» **YOUR OBJECTIVE**: Answer with nothing but a number: how many lines include the word "text"?

» **LISTING**:

## START

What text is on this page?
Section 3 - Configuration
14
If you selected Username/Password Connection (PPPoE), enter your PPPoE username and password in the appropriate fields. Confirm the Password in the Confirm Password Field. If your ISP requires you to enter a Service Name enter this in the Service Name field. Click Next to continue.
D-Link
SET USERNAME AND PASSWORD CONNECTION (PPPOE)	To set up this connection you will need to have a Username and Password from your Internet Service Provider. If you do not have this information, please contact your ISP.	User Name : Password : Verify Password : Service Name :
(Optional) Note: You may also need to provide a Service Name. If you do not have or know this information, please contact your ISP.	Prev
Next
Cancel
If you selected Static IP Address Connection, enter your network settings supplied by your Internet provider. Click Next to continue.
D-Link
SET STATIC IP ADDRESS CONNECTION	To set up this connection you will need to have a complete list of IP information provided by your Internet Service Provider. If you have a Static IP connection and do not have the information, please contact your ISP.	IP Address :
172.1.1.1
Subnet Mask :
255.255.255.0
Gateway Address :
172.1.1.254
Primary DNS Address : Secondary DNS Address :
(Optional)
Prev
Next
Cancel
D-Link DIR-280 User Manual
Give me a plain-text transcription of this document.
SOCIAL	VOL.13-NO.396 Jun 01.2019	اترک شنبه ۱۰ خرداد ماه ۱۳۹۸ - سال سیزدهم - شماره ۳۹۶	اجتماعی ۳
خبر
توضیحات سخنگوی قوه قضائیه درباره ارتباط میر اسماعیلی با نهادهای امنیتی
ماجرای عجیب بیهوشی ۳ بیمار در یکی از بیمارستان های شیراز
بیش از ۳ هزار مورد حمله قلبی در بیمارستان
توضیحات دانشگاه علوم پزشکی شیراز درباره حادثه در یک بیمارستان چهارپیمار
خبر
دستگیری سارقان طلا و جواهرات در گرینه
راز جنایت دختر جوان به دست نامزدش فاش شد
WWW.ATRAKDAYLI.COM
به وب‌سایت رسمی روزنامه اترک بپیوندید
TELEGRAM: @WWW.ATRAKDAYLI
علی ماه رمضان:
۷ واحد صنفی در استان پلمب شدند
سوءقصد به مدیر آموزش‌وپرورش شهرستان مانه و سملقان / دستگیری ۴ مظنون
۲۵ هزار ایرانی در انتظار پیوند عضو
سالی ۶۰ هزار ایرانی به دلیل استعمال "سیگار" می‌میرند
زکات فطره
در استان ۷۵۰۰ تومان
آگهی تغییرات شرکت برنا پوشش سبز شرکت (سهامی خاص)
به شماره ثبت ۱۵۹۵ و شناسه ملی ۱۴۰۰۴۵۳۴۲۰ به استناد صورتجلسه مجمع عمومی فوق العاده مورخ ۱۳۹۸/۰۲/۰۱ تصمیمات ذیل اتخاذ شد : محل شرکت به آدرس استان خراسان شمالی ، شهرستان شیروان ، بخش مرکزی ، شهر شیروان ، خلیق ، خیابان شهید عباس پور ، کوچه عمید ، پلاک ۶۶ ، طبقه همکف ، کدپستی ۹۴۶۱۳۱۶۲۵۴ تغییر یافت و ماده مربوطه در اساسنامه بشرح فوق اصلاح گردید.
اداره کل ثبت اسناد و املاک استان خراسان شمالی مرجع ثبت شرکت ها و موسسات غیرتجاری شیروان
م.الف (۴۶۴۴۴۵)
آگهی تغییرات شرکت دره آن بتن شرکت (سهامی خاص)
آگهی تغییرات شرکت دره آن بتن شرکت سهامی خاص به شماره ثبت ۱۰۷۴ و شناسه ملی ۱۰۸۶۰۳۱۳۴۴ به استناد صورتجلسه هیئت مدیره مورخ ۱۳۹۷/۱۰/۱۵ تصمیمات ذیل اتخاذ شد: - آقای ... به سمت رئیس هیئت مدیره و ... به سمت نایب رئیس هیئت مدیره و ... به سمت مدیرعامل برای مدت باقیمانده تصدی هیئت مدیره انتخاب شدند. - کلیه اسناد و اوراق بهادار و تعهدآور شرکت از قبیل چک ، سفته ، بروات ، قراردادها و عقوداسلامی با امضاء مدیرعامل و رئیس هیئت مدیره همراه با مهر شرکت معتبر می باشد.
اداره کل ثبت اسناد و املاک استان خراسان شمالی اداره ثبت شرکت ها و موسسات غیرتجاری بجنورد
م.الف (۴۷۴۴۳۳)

## END

» **EXERCISE RESPONSE**: 2